:: To do ::
Find every line with the word "lòng". Copy those lines.
## START Dataset entries
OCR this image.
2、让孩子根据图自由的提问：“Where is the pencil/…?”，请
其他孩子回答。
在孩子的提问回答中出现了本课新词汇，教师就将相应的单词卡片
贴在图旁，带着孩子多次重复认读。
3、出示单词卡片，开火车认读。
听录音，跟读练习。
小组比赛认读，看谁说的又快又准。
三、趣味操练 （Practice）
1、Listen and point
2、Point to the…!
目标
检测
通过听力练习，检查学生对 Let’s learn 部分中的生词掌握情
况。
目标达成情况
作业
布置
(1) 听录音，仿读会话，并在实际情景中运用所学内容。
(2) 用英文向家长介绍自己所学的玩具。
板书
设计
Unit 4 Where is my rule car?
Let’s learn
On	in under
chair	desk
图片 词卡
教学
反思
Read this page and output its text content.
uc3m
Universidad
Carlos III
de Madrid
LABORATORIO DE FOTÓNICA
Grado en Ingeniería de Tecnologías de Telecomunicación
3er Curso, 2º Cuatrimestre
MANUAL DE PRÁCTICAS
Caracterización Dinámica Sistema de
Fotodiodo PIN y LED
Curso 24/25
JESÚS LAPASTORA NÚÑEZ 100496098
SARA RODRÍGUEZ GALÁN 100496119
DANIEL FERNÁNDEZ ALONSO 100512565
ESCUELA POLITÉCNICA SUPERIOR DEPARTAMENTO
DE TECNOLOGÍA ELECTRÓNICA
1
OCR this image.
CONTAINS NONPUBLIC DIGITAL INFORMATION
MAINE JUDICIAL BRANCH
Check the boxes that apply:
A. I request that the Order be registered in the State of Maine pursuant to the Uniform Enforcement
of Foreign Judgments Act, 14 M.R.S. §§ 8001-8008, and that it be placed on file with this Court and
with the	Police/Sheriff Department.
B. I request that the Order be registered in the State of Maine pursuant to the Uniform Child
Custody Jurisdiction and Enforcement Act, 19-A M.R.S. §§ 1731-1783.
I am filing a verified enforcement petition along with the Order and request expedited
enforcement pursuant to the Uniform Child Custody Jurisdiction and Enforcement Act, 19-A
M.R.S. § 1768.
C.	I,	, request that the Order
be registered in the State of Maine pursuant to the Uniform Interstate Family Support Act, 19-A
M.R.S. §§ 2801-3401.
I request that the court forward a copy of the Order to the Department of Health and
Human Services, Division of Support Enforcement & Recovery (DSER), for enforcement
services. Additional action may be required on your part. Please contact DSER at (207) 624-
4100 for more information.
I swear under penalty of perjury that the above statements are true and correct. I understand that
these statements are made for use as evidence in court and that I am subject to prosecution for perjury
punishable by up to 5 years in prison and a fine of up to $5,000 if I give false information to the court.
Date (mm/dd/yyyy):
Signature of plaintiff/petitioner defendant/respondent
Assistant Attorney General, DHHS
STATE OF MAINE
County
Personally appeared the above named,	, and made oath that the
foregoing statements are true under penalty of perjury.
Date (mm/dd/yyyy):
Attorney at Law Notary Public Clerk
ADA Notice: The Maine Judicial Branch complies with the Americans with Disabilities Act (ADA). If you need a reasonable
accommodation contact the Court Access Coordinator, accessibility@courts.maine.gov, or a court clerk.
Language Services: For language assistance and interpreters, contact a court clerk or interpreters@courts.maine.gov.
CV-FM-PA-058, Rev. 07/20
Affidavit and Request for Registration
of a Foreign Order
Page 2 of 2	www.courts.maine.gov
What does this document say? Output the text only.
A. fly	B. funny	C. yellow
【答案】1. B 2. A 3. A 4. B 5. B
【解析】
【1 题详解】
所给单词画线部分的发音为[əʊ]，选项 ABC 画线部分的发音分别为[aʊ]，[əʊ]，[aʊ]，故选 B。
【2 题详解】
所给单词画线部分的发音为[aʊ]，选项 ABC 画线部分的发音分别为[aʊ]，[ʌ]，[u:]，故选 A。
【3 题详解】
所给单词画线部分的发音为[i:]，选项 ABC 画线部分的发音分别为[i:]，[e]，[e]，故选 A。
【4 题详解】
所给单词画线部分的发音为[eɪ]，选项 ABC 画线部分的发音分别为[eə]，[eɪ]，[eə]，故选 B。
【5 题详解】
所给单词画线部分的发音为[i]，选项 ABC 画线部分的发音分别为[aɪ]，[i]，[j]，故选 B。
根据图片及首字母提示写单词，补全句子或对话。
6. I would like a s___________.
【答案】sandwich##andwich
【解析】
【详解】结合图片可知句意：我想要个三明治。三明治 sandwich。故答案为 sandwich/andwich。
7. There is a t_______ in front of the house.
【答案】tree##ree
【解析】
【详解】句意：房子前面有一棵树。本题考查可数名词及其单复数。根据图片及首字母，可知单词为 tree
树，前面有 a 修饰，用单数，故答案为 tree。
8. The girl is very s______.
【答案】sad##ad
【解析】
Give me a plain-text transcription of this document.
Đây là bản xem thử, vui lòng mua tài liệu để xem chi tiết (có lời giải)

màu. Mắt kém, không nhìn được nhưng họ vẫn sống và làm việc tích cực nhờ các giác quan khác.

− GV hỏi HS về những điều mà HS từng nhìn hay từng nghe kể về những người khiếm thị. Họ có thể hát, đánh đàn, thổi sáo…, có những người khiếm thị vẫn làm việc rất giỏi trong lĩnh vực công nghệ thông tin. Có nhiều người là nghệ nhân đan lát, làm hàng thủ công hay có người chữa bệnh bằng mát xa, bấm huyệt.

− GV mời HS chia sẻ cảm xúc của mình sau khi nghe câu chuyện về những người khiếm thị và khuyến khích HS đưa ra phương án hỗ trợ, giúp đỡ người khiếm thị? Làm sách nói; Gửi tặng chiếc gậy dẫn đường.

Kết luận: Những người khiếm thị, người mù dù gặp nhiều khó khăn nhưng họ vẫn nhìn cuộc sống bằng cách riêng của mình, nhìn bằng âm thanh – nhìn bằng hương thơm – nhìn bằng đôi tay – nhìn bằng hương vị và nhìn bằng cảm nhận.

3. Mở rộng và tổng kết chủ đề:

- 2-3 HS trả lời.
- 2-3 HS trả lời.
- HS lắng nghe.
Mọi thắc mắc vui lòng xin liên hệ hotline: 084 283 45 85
## END Dataset entries
:: Written solution ::
Đây là bản xem thử, vui lòng mua tài liệu để xem chi tiết (có lời giải)
Mọi thắc mắc vui lòng xin liên hệ hotline: 084 283 45 85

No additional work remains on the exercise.